** start **

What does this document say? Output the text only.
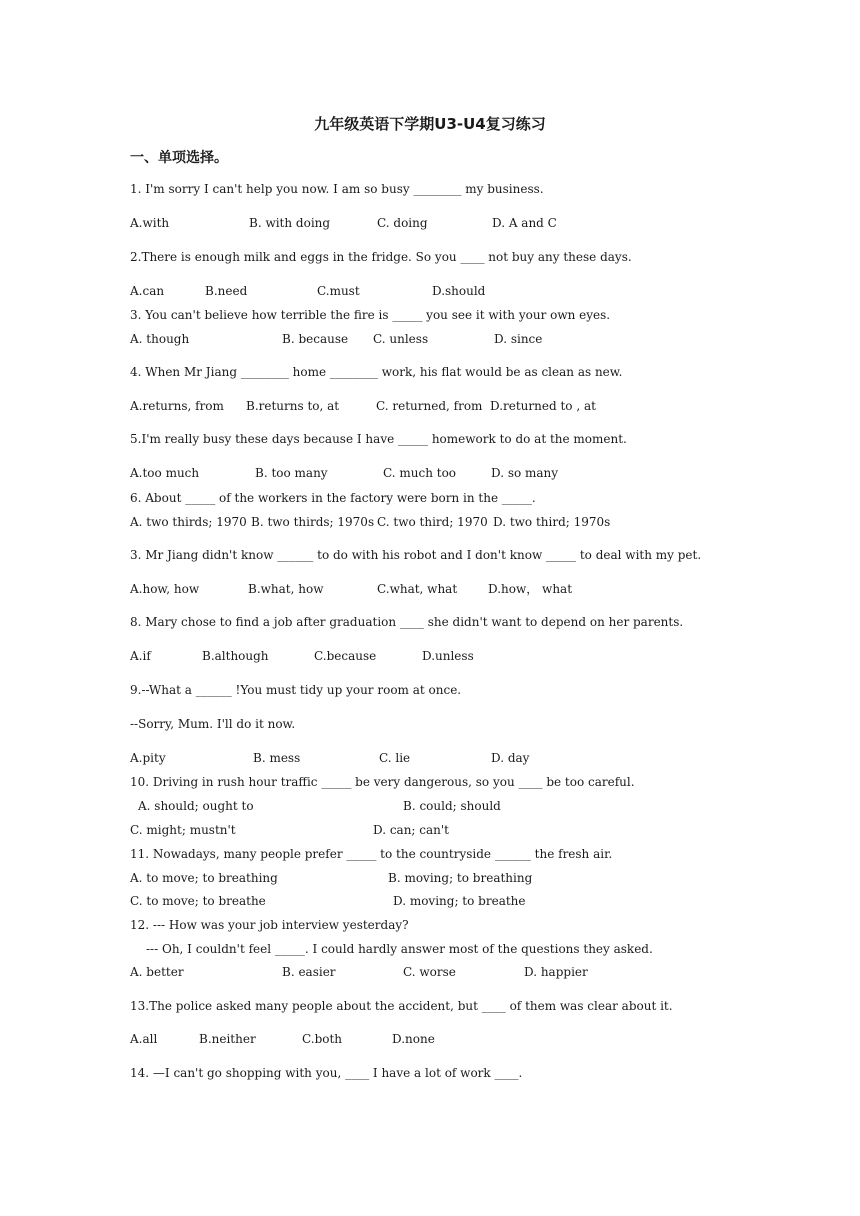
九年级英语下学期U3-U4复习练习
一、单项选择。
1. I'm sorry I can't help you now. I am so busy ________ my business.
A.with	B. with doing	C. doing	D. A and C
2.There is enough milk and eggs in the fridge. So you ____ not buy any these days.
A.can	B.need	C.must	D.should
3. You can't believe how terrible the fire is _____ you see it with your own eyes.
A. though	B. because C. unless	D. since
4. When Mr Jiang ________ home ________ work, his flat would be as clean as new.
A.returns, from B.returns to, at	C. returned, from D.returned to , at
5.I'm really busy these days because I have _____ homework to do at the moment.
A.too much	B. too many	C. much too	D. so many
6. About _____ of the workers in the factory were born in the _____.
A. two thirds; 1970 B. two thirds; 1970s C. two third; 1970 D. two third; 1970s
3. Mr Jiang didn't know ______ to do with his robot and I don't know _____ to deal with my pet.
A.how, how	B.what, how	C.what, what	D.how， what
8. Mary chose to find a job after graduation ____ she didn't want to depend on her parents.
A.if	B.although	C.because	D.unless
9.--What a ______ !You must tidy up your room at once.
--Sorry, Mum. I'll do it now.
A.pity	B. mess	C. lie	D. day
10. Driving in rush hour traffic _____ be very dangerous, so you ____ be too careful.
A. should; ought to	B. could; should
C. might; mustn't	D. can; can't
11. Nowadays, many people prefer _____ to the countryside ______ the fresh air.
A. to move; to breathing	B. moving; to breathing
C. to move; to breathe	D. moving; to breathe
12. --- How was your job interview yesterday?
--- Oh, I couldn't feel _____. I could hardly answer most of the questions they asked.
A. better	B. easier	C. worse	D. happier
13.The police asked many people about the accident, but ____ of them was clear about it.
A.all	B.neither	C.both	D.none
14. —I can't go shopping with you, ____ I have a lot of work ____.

** end **
** start **

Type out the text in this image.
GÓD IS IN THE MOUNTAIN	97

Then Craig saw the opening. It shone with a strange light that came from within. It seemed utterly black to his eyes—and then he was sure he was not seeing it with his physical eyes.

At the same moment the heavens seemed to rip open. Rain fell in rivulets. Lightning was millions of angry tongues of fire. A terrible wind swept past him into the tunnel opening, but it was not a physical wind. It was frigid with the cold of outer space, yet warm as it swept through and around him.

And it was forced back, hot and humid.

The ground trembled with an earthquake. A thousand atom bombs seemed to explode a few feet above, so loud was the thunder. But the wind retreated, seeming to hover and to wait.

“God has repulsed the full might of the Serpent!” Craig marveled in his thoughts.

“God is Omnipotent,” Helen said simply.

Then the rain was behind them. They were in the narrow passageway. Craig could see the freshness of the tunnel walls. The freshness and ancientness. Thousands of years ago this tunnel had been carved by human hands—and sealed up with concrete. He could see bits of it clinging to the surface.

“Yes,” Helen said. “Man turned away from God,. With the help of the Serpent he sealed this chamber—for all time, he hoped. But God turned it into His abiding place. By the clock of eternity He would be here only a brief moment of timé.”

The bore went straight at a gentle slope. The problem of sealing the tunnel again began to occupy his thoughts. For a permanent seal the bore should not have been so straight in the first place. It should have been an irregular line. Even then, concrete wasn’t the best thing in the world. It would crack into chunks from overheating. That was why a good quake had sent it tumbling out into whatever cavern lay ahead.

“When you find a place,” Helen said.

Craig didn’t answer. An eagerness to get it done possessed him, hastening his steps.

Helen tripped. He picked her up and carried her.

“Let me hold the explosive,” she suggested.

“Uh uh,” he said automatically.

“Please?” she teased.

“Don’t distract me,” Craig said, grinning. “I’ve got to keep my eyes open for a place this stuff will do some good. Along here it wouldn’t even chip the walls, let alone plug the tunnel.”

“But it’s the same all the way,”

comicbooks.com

** end **
** start **

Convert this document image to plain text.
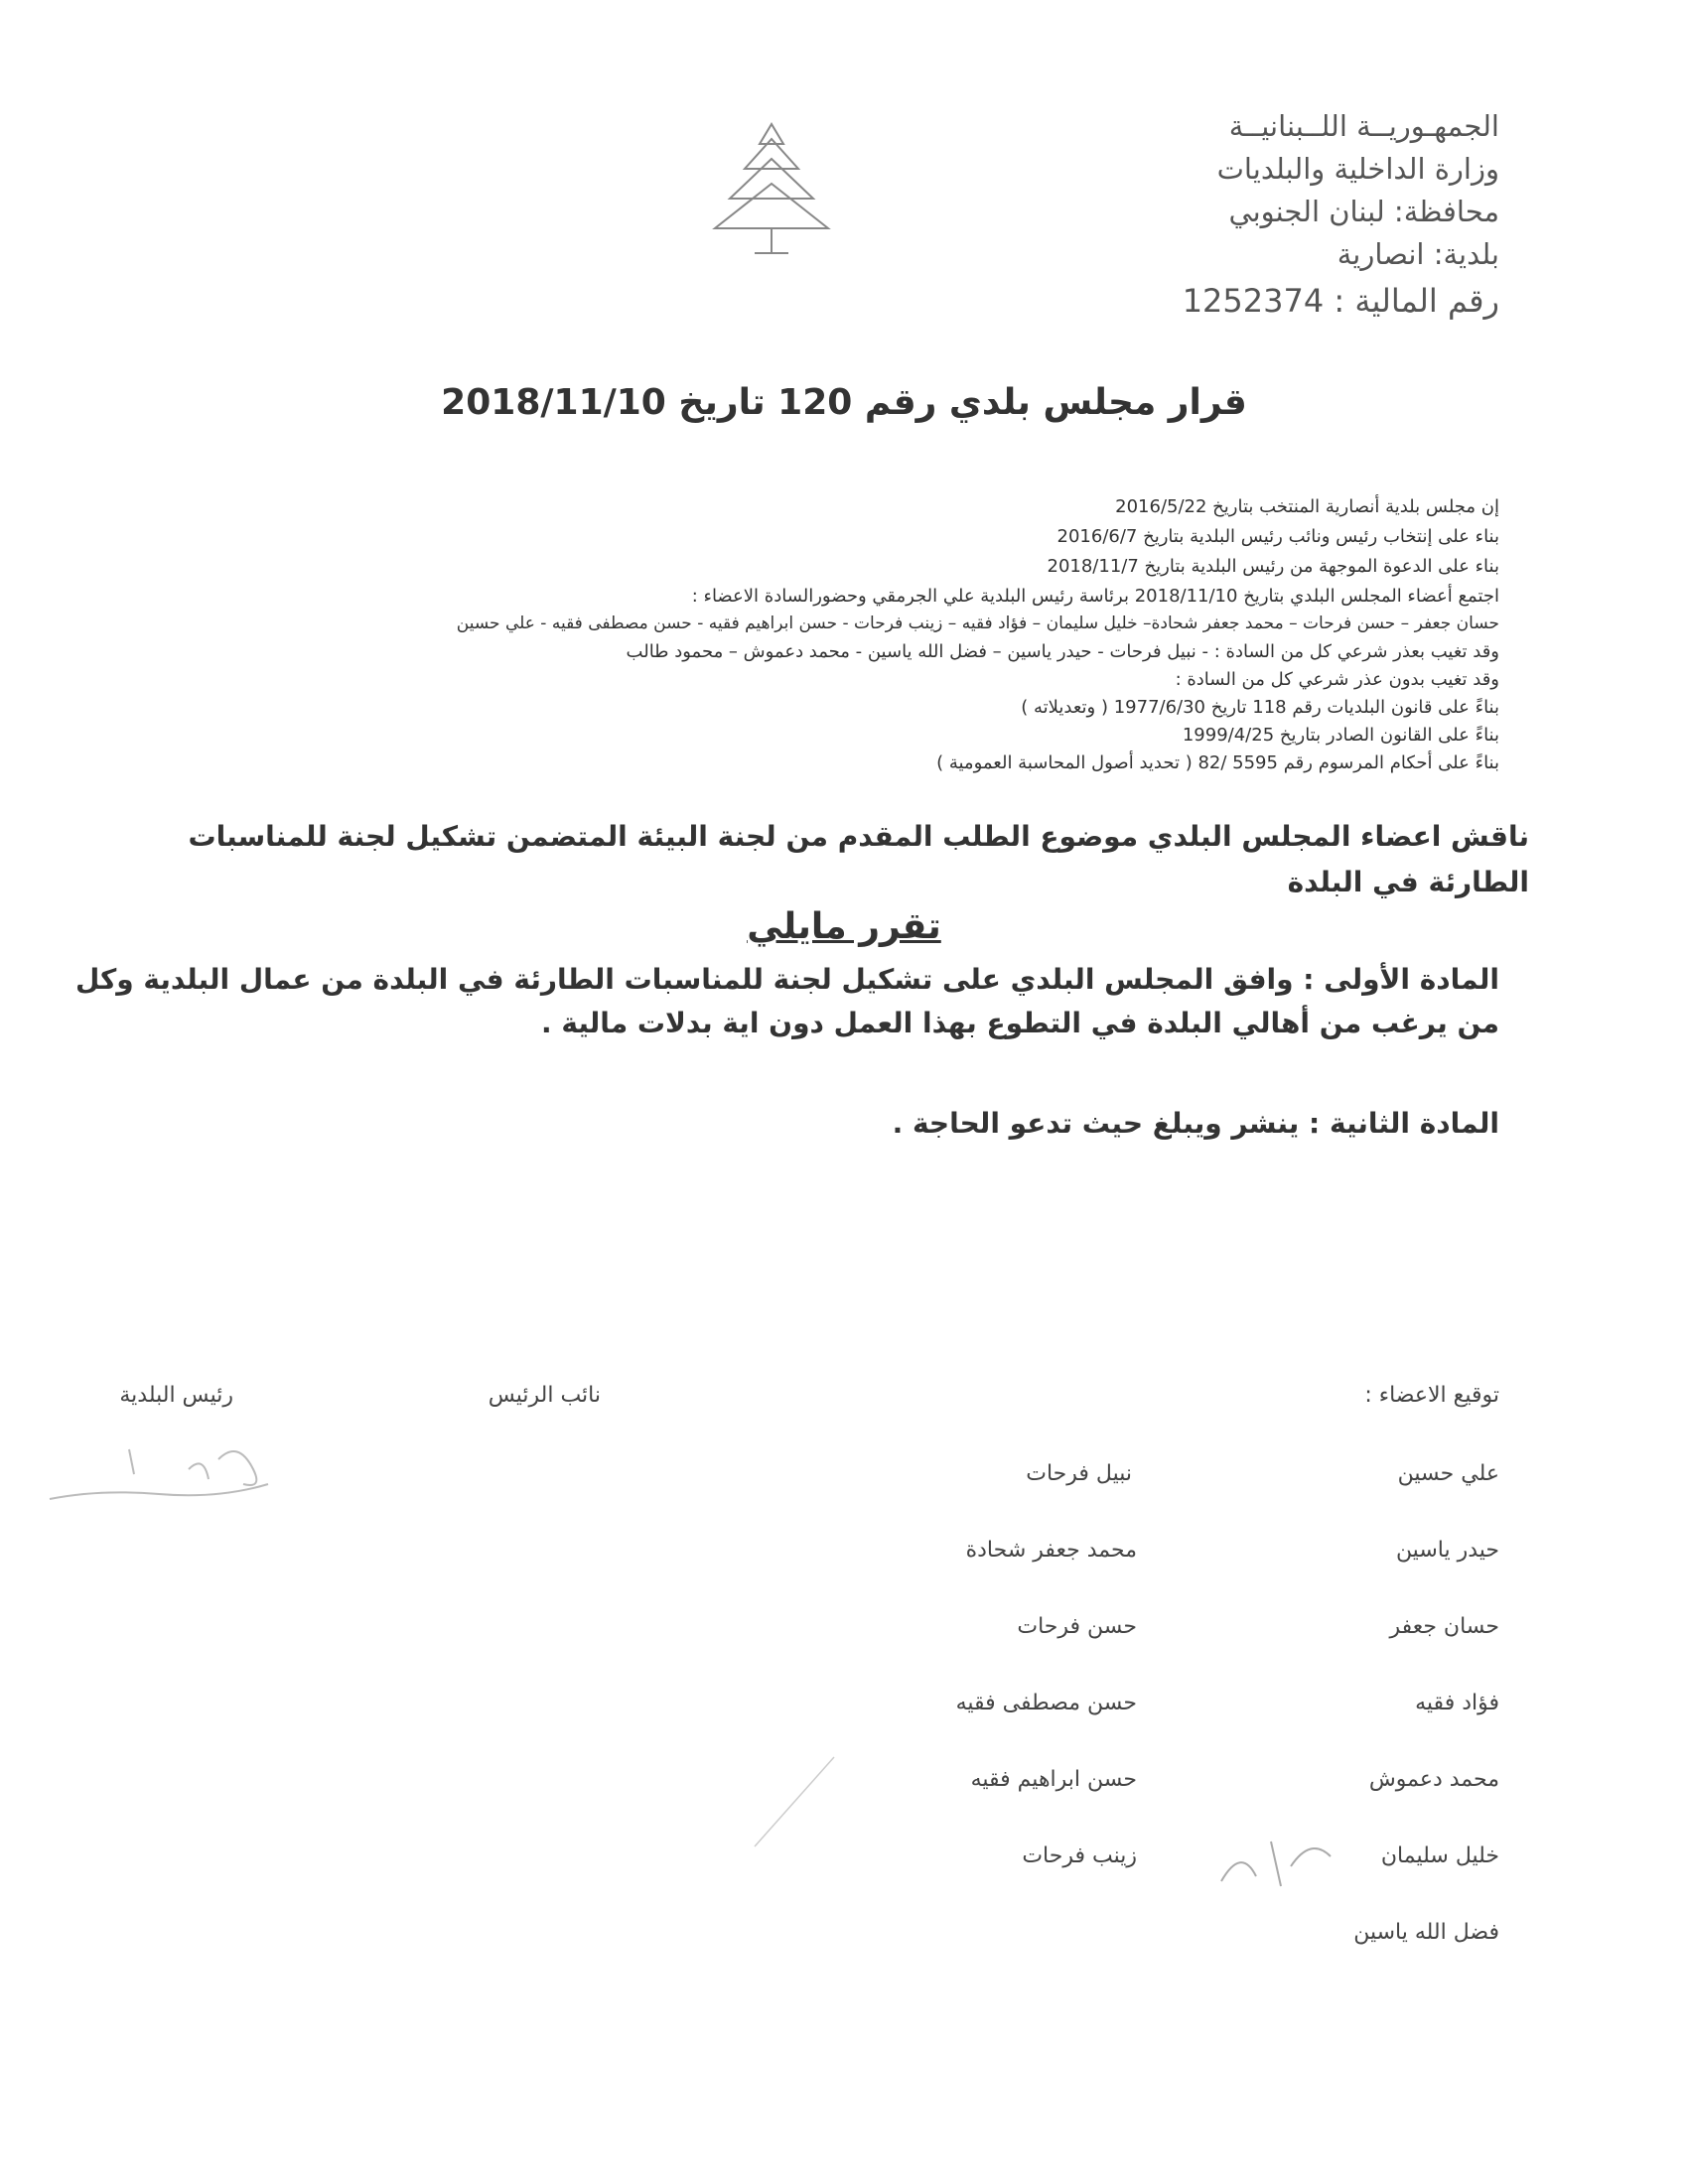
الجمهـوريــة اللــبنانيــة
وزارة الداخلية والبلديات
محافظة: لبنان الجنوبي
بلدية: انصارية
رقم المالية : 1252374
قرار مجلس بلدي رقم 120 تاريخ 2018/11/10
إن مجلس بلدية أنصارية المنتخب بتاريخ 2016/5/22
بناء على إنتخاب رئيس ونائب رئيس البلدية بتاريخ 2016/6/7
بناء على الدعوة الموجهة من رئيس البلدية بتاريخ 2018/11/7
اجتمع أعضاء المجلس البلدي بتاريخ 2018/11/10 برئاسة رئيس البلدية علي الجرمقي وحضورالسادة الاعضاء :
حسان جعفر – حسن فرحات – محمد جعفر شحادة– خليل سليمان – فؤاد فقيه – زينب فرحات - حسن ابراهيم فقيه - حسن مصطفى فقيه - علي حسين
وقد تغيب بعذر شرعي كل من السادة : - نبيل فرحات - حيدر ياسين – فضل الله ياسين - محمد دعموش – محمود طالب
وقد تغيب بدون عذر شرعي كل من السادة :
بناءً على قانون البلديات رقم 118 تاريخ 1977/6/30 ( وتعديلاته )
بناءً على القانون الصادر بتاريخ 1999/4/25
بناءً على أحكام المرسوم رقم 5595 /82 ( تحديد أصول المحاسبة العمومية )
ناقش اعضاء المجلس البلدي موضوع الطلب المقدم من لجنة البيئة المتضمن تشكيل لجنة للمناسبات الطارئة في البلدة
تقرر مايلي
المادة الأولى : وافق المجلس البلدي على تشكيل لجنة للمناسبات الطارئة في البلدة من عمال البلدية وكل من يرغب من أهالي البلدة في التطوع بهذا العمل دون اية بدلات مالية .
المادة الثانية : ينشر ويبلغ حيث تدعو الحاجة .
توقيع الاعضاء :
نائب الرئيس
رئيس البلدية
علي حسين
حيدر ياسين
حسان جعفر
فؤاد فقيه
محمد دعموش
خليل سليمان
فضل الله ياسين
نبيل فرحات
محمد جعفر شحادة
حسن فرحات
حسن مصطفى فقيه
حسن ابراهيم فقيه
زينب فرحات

** end **

*WHAT NEEDS TO BE DONE*
Show, from the material above, each line that includes the string "terrible".

*RESPONSE TO THE EXERCISE*
3. You can't believe how terrible the fire is _____ you see it with your own eyes.
At the same moment the heavens seemed to rip open. Rain fell in rivulets. Lightning was millions of angry tongues of fire. A terrible wind swept past him into the tunnel opening, but it was not a physical wind. It was frigid with the cold of outer space, yet warm as it swept through and around him.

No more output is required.